== Extrait du document ==

<<<<

La crise l’a démontré : il est plus compliqué d’obtenir un crédit, surtout quand notre qualité n’est pas « optimale » pour les banques faisant face à un choc de confiance. Une des raisons principales à cela est l’augmentation de l’asymétrie d’information existante entre vous et votre banquier.
Cette notion d’asymétrie d’information a été développée en grande partie par l’Américano-Britannique Oliver Hart et le Finlandais Bengt Holmström, lauréats du prix « Nobel » d’économie en 2016. Ces derniers expliquent que toute relation contractuelle entre deux individus est entachée d’un déséquilibre en termes d’informations disponibles. C’est-à-dire qu’il n’est jamais possible d’évaluer complètement et correctement quelqu’un d’autre, car il est impossible de posséder toute l’information le concernant.
Mais qu’est-ce que cela change lorsque nous demandons un prêt ? Rappelons que l’un des rôles de la banque est de prêter de l’argent à ses clients. Dans cette optique, son premier objectif est d’évaluer au mieux l’emprunteur potentiel afin de lui fournir un crédit dans les meilleures conditions, que ce soit pour la banque elle-même avec une prise de risque mesurée ou pour l’emprunteur avec un coût d’emprunt reflétant sa juste valeur.
Cependant, cette évaluation se base sur l’information disponible sur le client. Quand cette information n’existe pas, et que nous sommes donc en situation de déséquilibre (asymétrie d’information), la banque ne pourra pas évaluer la demande correctement pouvant conduire à un refus de prêter. Il existe, de base, une asymétrie d’information forte entre vous et votre banque : vous vous connaissez vous-même bien mieux que la banque.
Plus d’asymétrie en temps de crise
Dans un contexte de crise, cette asymétrie d’information s’amplifie, renforcée par une perte de confiance générale et il devient de plus en plus compliqué pour la banque d’obtenir toute l’information sur ses clients et donc d’octroyer un prêt.
Ainsi, en tant que potentiel emprunteur, il est essentiel de tenir compte de ce problème lors d’une demande de crédit, et ce surtout en période de crise. Comme expliqué dans nos recherches, on distingue deux types d’asymétrie d’information : l’asymétrie précontractuelle, aussi appelée sélection adverse, et l’asymétrie post-contractuelle, aussi appelée aléa moral.
Le principe de sélection adverse est un problème où l’asymétrie d’information se situe avant la signature du contrat de prêt. Il repose sur le fait que la banque propose un contrat de prêt à un individu (personne ou entreprise) dont il ne connaît pas exactement la qualité.
Prenons un exemple : vous avez fait une demande de prêt alors que vous étiez détenteur d’un CDI. Votre profil est bon, vous gagnez suffisamment d’argent pour pouvoir rembourser votre prêt, le tout laissant à penser que votre banque peut vous suivre dans votre projet.

>>>>

== Données ==
<<<<

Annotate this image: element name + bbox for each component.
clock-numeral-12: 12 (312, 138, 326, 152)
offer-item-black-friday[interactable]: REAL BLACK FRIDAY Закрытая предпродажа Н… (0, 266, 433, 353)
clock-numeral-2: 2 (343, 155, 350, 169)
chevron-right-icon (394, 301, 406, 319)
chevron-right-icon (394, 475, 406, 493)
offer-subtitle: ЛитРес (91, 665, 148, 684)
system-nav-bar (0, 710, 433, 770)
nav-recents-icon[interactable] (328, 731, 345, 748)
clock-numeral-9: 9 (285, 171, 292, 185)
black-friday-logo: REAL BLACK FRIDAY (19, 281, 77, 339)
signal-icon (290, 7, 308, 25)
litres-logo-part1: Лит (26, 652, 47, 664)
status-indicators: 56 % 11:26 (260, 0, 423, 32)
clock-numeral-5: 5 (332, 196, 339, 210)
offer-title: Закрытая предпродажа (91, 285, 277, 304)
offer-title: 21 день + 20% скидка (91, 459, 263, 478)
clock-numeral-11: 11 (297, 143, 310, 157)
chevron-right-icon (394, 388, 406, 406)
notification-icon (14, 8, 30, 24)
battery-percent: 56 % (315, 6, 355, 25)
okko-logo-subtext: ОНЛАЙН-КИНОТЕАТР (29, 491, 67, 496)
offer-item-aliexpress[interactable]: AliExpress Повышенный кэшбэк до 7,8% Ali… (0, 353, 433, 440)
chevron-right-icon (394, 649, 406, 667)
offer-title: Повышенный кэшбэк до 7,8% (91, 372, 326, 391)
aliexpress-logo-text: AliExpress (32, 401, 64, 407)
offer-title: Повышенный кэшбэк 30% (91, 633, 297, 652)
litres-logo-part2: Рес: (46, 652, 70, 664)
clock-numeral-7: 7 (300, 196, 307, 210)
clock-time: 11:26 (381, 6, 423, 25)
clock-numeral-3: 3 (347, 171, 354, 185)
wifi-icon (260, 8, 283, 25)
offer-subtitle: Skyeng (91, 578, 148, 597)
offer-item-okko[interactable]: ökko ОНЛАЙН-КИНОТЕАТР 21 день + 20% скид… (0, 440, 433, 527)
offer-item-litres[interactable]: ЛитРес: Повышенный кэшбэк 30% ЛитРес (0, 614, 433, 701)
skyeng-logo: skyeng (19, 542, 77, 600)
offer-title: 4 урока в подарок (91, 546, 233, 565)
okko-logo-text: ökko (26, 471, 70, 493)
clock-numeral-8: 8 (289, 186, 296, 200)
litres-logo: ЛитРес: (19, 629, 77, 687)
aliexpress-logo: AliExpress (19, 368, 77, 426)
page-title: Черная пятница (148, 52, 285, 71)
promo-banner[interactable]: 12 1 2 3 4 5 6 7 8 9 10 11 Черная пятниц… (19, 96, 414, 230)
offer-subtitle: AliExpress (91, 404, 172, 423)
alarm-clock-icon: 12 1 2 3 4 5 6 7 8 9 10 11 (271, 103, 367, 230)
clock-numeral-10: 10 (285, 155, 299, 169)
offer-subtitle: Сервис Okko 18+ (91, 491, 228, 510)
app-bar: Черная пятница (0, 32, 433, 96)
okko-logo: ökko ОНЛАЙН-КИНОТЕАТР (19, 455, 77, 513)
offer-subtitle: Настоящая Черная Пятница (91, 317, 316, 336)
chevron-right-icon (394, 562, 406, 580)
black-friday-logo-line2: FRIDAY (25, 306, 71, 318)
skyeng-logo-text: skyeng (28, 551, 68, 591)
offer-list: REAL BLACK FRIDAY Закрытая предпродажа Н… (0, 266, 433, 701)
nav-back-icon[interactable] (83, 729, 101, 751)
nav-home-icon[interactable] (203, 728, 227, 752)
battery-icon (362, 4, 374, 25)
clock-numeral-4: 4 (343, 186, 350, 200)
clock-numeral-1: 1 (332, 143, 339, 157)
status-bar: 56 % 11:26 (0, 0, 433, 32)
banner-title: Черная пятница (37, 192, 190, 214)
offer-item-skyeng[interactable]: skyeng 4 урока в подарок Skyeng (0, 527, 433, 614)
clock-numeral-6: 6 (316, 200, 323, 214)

>>>>

== Consignes ==
• 1. Répondez aux questions suivantes à partir de l'extrait sur l'asymétrie d'information :
(a) Quels économistes ont en grande partie développé la notion d'asymétrie d'information ?
(b) Sous quel autre nom l'asymétrie post-contractuelle est-elle connue ?
(c) Dans la sélection adverse, avant quel moment l'asymétrie d'information se situe-t-elle ?
• 2. Réécrivez le passage de l'extrait sur l'asymétrie d'information allant de « La crise l’a » jusqu'à « l’information le concernant. » inclus, en remplaçant « banquier » par « conseiller financier ».
• 3. D'après l'extrait sur l'asymétrie d'information, pourquoi la banque a-t-elle plus de mal à octroyer un prêt en période de crise ?

== Réponses ==
• 1.
(a) Oliver Hart et Bengt Holmström.
(b) L'aléa moral.
(c) Avant la signature du contrat de prêt.

• 2.
La crise l’a démontré : il est plus compliqué d’obtenir un crédit, surtout quand notre qualité n’est pas « optimale » pour les banques faisant face à un choc de confiance. Une des raisons principales à cela est l’augmentation de l’asymétrie d’information existante entre vous et votre conseiller financier.
Cette notion d’asymétrie d’information a été développée en grande partie par l’Américano-Britannique Oliver Hart et le Finlandais Bengt Holmström, lauréats du prix « Nobel » d’économie en 2016. Ces derniers expliquent que toute relation contractuelle entre deux individus est entachée d’un déséquilibre en termes d’informations disponibles. C’est-à-dire qu’il n’est jamais possible d’évaluer complètement et correctement quelqu’un d’autre, car il est impossible de posséder toute l’information le concernant.

• 3. En période de crise, l'asymétrie d'information s'amplifie, renforcée par une perte de confiance générale. Il devient alors plus compliqué pour la banque d'obtenir toute l'information sur ses clients, et donc d'octroyer un prêt.